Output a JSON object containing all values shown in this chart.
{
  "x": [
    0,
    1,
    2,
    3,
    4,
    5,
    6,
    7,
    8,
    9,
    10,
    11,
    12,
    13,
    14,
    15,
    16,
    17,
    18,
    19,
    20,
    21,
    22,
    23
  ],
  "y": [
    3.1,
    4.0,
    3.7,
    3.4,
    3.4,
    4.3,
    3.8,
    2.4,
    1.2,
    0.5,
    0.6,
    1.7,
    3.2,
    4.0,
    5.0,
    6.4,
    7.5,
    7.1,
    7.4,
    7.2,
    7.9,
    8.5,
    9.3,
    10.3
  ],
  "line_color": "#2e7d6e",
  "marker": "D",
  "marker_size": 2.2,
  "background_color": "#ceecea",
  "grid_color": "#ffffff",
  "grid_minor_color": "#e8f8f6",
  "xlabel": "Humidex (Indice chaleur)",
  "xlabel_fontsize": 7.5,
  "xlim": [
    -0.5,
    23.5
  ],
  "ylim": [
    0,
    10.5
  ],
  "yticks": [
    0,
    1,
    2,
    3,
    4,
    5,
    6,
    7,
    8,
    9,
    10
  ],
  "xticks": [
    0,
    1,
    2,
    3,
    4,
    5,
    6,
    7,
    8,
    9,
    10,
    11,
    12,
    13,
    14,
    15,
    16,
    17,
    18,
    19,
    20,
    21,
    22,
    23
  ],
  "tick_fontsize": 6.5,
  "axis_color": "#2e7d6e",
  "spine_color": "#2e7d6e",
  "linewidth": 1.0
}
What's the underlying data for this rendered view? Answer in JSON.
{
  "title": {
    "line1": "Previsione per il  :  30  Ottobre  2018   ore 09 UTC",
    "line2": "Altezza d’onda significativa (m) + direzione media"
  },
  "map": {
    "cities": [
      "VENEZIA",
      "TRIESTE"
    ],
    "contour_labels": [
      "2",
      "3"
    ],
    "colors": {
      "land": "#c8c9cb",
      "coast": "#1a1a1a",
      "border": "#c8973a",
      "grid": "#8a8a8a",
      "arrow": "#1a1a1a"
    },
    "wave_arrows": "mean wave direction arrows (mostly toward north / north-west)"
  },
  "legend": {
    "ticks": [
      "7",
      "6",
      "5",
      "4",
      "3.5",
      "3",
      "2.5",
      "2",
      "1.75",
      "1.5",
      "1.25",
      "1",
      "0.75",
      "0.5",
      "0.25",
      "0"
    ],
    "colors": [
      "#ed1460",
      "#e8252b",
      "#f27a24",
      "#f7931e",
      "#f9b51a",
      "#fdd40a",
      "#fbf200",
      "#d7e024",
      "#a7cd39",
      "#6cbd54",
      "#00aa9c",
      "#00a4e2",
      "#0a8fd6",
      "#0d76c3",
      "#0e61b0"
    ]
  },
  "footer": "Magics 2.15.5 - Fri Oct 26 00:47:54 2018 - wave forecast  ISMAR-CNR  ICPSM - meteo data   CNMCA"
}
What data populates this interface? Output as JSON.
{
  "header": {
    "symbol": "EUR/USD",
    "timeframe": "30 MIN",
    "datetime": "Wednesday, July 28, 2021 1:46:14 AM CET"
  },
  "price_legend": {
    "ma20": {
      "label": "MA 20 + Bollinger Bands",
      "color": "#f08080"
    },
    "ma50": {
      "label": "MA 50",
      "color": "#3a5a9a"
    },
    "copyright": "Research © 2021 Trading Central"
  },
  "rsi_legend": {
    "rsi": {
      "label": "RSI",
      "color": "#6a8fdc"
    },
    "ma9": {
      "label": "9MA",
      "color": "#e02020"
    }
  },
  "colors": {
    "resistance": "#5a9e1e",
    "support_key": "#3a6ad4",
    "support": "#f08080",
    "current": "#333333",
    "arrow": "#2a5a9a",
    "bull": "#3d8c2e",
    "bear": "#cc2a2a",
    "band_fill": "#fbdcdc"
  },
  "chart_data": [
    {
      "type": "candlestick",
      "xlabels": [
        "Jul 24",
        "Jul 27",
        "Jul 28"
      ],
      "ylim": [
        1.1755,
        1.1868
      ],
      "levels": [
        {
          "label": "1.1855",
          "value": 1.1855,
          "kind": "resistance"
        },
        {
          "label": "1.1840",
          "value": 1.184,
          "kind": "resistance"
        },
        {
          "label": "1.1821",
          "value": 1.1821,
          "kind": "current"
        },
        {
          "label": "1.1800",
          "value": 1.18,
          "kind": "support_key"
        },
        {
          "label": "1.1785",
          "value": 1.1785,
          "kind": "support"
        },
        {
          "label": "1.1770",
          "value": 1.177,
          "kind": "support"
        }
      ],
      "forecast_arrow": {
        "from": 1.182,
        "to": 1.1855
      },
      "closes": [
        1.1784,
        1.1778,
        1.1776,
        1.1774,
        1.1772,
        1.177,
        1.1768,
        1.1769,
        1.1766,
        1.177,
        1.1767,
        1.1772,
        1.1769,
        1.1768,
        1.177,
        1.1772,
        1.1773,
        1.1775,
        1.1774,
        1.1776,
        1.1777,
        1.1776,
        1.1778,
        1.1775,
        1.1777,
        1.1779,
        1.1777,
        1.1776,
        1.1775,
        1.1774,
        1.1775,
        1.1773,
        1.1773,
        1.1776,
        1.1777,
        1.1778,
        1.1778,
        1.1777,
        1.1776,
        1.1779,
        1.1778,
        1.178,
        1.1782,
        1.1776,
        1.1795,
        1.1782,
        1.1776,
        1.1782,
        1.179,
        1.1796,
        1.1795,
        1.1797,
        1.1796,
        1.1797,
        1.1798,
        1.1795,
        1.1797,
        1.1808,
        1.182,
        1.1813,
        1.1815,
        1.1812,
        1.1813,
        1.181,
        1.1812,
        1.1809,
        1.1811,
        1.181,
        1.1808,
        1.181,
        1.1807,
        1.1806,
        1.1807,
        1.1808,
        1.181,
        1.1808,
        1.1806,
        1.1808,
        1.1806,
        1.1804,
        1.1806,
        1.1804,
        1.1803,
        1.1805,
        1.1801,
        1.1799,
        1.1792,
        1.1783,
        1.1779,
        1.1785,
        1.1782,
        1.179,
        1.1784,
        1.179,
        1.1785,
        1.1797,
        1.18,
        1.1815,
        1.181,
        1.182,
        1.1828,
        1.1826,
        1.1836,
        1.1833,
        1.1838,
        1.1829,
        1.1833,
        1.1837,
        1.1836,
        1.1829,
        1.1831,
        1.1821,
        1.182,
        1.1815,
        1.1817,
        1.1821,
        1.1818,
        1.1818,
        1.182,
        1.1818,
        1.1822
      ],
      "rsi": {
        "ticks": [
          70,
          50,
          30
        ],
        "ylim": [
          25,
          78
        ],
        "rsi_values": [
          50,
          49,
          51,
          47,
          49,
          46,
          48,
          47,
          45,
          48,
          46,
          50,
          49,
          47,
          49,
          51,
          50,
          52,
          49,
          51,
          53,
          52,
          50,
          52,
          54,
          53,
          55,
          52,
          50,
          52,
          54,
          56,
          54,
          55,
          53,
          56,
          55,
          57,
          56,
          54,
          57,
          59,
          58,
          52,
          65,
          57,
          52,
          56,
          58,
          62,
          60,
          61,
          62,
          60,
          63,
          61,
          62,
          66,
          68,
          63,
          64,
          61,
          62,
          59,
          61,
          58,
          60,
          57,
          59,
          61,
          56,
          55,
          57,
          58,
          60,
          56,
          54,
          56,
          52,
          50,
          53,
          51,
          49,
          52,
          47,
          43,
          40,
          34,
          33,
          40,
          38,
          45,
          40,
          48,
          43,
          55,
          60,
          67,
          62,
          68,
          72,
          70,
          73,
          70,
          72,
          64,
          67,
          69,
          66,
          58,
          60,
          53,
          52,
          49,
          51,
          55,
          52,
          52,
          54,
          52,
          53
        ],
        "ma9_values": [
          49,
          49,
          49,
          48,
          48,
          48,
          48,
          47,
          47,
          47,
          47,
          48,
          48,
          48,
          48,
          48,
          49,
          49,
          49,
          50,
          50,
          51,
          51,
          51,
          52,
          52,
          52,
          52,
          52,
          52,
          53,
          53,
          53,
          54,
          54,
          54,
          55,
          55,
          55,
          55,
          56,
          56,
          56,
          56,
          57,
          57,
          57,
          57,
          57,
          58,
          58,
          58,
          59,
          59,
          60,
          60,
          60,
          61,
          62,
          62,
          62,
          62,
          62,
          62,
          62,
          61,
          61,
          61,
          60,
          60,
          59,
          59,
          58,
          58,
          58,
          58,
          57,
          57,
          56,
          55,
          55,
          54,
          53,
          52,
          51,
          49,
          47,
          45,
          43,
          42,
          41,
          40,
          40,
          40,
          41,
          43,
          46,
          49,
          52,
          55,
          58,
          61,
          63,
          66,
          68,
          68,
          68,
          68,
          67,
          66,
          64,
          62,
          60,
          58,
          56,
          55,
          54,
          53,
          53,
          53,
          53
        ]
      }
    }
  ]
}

§ **Given exercise**
Check each line of the records for "wave" and copy the ones that contain it.

§ **Full response**
    "wave_arrows": "mean wave direction arrows (mostly toward north / north-west)"
  "footer": "Magics 2.15.5 - Fri Oct 26 00:47:54 2018 - wave forecast  ISMAR-CNR  ICPSM - meteo data   CNMCA"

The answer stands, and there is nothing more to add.